■ **Provided records**:

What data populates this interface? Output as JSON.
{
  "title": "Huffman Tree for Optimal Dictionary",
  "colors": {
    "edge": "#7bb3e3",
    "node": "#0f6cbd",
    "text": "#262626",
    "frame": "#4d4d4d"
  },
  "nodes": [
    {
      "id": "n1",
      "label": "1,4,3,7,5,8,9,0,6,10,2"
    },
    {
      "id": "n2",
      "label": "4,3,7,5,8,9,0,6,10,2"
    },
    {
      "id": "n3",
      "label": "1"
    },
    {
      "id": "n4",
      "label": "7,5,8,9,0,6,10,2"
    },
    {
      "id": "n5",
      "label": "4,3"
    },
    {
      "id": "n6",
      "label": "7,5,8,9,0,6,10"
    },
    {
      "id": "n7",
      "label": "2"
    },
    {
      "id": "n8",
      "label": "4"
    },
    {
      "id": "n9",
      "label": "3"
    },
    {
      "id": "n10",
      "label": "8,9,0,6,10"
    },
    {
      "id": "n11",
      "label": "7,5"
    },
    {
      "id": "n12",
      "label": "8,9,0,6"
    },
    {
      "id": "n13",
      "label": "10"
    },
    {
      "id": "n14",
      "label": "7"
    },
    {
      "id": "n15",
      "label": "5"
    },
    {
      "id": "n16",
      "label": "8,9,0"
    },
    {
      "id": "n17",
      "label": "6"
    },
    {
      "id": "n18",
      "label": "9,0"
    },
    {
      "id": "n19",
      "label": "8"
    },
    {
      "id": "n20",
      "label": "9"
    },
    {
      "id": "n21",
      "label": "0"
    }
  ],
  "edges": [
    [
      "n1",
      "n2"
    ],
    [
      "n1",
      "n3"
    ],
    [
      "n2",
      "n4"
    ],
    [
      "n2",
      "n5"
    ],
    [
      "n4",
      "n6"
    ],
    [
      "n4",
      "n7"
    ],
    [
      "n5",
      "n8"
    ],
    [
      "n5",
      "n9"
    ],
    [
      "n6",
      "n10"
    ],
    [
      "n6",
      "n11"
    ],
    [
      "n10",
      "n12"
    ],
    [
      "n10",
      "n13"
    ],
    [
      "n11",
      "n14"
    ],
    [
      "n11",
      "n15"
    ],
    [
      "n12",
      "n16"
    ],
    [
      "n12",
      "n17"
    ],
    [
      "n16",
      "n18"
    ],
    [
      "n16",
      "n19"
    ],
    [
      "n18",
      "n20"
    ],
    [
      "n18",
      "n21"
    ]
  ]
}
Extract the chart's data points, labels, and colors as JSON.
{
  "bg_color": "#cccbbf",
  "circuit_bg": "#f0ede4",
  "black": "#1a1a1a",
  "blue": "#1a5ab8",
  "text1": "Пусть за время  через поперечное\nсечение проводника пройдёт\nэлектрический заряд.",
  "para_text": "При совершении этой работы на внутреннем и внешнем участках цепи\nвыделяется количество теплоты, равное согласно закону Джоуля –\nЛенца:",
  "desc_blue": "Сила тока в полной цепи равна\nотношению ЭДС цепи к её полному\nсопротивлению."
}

■ **What to work on**: Print again each line of the listing above, exactly as it appears.

■ **Solution to this exercise**:
What data populates this interface? Output as JSON.
{
  "title": "Huffman Tree for Optimal Dictionary",
  "colors": {
    "edge": "#7bb3e3",
    "node": "#0f6cbd",
    "text": "#262626",
    "frame": "#4d4d4d"
  },
  "nodes": [
    {
      "id": "n1",
      "label": "1,4,3,7,5,8,9,0,6,10,2"
    },
    {
      "id": "n2",
      "label": "4,3,7,5,8,9,0,6,10,2"
    },
    {
      "id": "n3",
      "label": "1"
    },
    {
      "id": "n4",
      "label": "7,5,8,9,0,6,10,2"
    },
    {
      "id": "n5",
      "label": "4,3"
    },
    {
      "id": "n6",
      "label": "7,5,8,9,0,6,10"
    },
    {
      "id": "n7",
      "label": "2"
    },
    {
      "id": "n8",
      "label": "4"
    },
    {
      "id": "n9",
      "label": "3"
    },
    {
      "id": "n10",
      "label": "8,9,0,6,10"
    },
    {
      "id": "n11",
      "label": "7,5"
    },
    {
      "id": "n12",
      "label": "8,9,0,6"
    },
    {
      "id": "n13",
      "label": "10"
    },
    {
      "id": "n14",
      "label": "7"
    },
    {
      "id": "n15",
      "label": "5"
    },
    {
      "id": "n16",
      "label": "8,9,0"
    },
    {
      "id": "n17",
      "label": "6"
    },
    {
      "id": "n18",
      "label": "9,0"
    },
    {
      "id": "n19",
      "label": "8"
    },
    {
      "id": "n20",
      "label": "9"
    },
    {
      "id": "n21",
      "label": "0"
    }
  ],
  "edges": [
    [
      "n1",
      "n2"
    ],
    [
      "n1",
      "n3"
    ],
    [
      "n2",
      "n4"
    ],
    [
      "n2",
      "n5"
    ],
    [
      "n4",
      "n6"
    ],
    [
      "n4",
      "n7"
    ],
    [
      "n5",
      "n8"
    ],
    [
      "n5",
      "n9"
    ],
    [
      "n6",
      "n10"
    ],
    [
      "n6",
      "n11"
    ],
    [
      "n10",
      "n12"
    ],
    [
      "n10",
      "n13"
    ],
    [
      "n11",
      "n14"
    ],
    [
      "n11",
      "n15"
    ],
    [
      "n12",
      "n16"
    ],
    [
      "n12",
      "n17"
    ],
    [
      "n16",
      "n18"
    ],
    [
      "n16",
      "n19"
    ],
    [
      "n18",
      "n20"
    ],
    [
      "n18",
      "n21"
    ]
  ]
}
Extract the chart's data points, labels, and colors as JSON.
{
  "bg_color": "#cccbbf",
  "circuit_bg": "#f0ede4",
  "black": "#1a1a1a",
  "blue": "#1a5ab8",
  "text1": "Пусть за время  через поперечное\nсечение проводника пройдёт\nэлектрический заряд.",
  "para_text": "При совершении этой работы на внутреннем и внешнем участках цепи\nвыделяется количество теплоты, равное согласно закону Джоуля –\nЛенца:",
  "desc_blue": "Сила тока в полной цепи равна\nотношению ЭДС цепи к её полному\nсопротивлению."
}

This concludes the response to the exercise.